## INSTRUCTIONS FOR THE TASK
Only the number is wanted: count the lines that contain "JSON".

## RECORDS PROVIDED
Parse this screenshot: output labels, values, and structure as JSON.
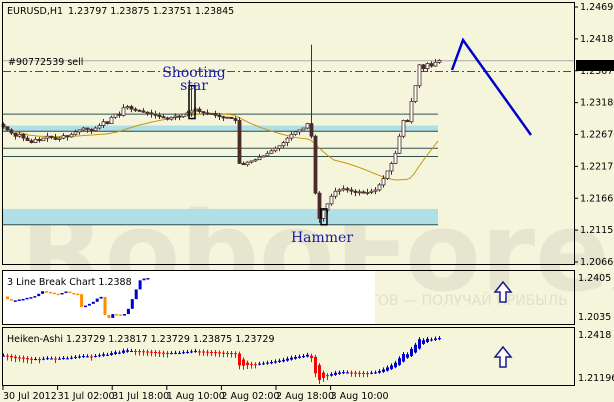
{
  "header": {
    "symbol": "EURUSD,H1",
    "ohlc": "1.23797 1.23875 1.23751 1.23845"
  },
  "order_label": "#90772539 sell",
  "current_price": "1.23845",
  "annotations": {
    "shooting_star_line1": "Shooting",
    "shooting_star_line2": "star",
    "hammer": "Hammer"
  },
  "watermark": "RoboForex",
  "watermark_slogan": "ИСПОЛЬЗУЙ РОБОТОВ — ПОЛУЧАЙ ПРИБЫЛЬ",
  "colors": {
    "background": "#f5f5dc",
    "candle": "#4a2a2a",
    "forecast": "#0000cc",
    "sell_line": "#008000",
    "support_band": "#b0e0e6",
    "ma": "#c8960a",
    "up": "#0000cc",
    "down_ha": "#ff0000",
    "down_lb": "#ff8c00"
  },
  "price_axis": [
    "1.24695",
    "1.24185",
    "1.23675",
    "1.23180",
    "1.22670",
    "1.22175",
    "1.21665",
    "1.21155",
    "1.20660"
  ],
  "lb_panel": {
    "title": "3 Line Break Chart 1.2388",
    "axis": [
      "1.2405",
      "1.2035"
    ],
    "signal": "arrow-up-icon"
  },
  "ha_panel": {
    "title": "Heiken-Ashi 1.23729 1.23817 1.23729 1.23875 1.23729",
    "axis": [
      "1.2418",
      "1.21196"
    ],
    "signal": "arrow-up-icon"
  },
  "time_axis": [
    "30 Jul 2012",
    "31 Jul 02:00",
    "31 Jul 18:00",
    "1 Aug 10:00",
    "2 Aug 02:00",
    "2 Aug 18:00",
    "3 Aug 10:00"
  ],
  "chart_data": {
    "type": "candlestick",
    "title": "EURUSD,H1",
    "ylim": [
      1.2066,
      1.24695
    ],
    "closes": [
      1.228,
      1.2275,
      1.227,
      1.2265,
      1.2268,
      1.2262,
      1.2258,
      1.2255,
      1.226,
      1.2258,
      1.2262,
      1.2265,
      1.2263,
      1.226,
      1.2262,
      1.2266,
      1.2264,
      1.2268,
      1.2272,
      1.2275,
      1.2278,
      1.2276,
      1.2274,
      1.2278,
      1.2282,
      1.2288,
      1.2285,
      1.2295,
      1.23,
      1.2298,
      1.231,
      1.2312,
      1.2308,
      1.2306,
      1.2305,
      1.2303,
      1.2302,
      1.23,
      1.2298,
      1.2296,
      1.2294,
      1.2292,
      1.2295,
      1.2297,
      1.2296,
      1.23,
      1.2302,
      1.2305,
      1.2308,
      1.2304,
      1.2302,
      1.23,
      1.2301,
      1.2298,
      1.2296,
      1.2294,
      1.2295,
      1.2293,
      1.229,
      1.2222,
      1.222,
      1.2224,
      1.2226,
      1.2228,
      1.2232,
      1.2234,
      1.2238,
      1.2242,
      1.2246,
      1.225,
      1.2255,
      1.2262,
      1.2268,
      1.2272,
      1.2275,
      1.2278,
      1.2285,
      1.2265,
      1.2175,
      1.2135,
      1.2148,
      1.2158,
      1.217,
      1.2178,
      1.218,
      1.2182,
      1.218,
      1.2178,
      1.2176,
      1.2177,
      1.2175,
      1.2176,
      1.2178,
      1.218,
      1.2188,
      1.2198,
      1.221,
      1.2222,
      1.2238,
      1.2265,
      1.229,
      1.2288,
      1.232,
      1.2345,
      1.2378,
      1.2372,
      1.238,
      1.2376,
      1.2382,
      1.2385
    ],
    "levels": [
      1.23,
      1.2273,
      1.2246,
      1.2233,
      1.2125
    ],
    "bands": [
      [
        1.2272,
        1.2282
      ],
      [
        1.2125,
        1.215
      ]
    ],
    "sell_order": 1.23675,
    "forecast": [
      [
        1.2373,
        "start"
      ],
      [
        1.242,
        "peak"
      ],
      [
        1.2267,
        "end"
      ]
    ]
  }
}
==
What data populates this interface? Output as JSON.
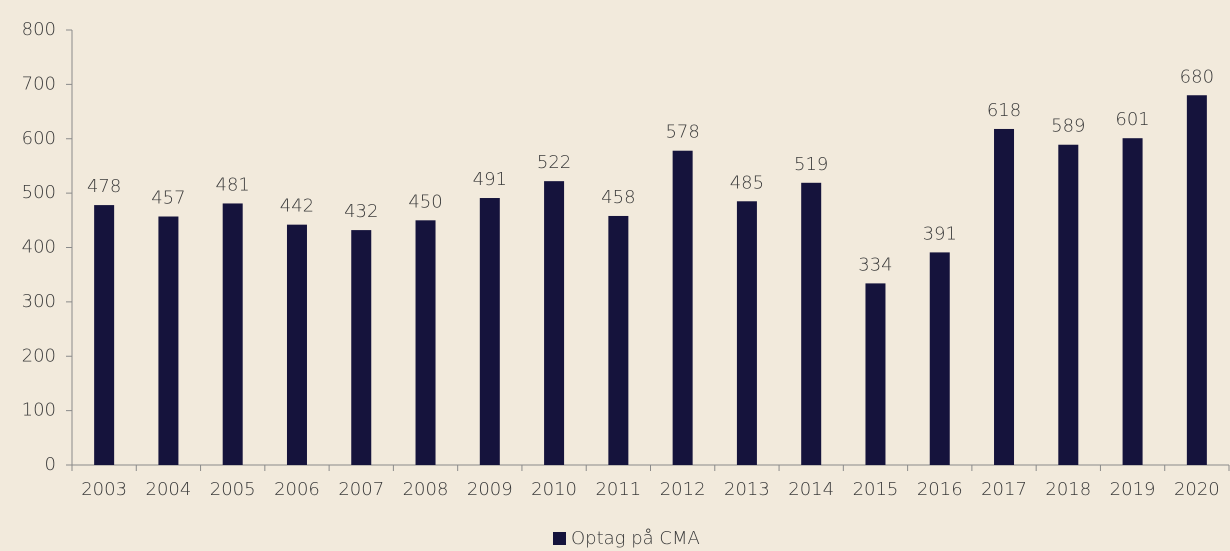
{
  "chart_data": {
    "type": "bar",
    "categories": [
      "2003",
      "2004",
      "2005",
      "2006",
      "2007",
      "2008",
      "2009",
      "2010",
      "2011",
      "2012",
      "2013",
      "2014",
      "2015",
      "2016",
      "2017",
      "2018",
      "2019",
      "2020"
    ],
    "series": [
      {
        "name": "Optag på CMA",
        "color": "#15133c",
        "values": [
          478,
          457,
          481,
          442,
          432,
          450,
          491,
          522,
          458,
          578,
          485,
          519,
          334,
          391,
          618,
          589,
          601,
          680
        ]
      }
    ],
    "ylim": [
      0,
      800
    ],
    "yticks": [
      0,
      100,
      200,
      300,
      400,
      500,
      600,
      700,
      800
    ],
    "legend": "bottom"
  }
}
---
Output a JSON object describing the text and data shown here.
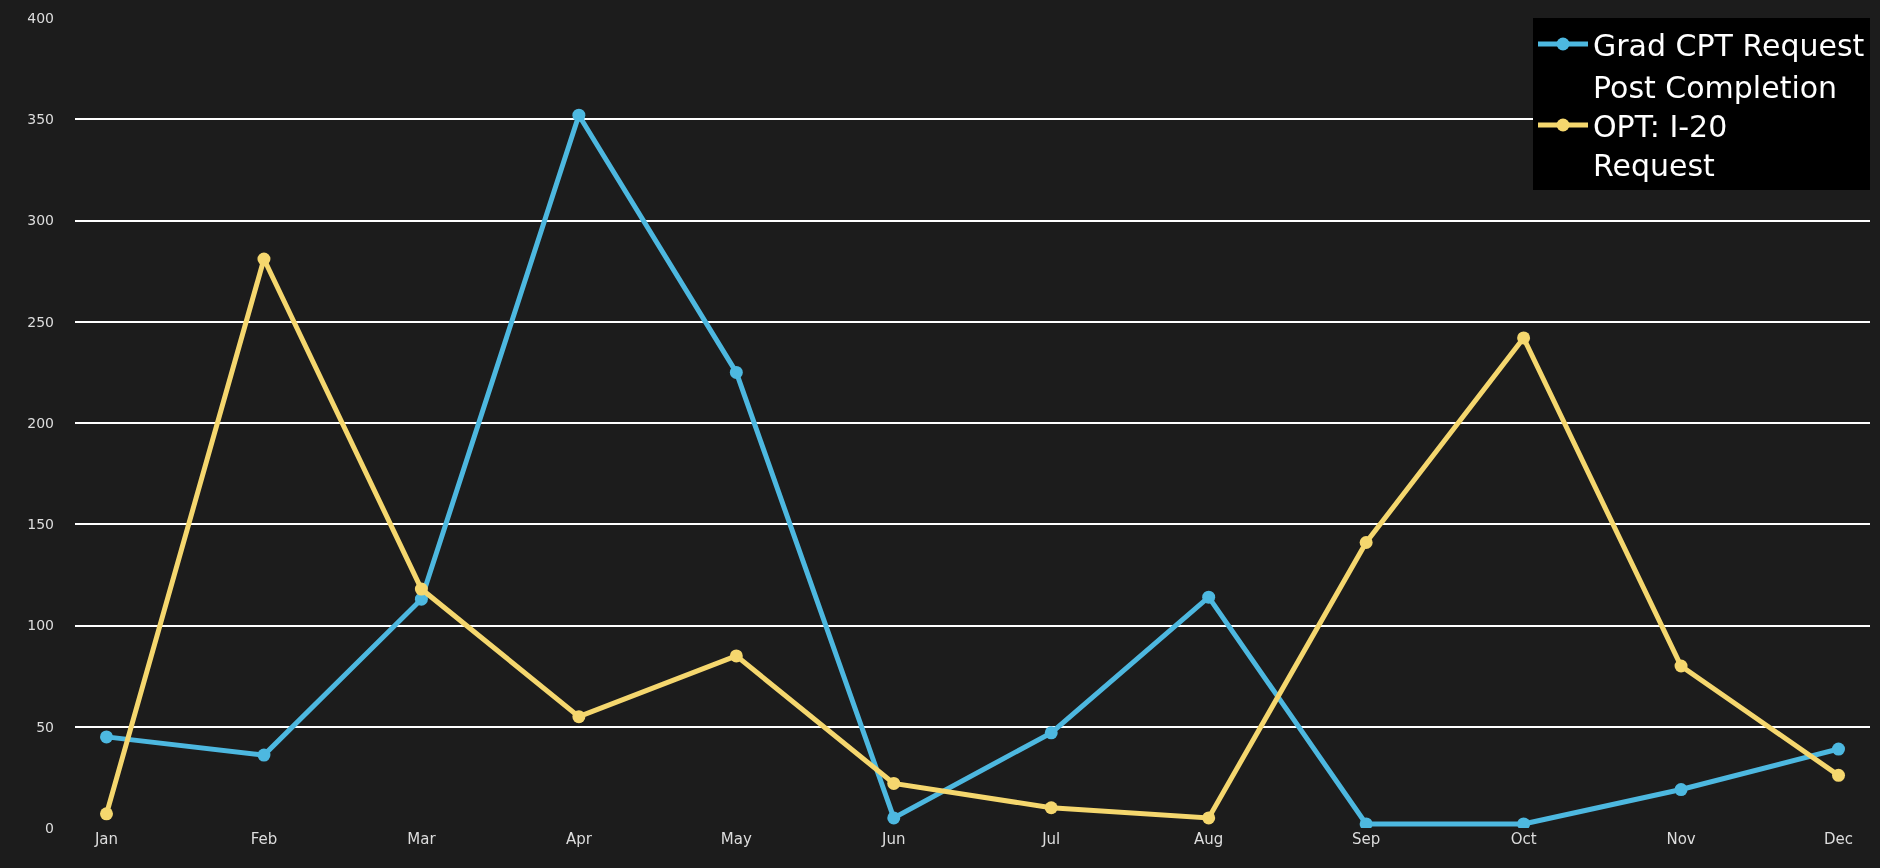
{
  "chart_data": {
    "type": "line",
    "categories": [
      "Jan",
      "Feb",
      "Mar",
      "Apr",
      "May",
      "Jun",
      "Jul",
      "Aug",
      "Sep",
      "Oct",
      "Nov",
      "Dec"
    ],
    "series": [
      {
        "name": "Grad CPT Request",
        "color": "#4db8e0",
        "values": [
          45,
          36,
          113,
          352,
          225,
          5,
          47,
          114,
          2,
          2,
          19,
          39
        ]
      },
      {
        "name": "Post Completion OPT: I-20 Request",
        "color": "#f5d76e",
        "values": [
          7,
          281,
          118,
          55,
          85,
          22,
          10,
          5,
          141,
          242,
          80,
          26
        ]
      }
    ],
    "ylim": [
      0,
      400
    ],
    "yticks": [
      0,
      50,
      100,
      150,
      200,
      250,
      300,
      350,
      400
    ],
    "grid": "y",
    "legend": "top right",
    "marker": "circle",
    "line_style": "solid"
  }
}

## THE COMPLETED TASK
3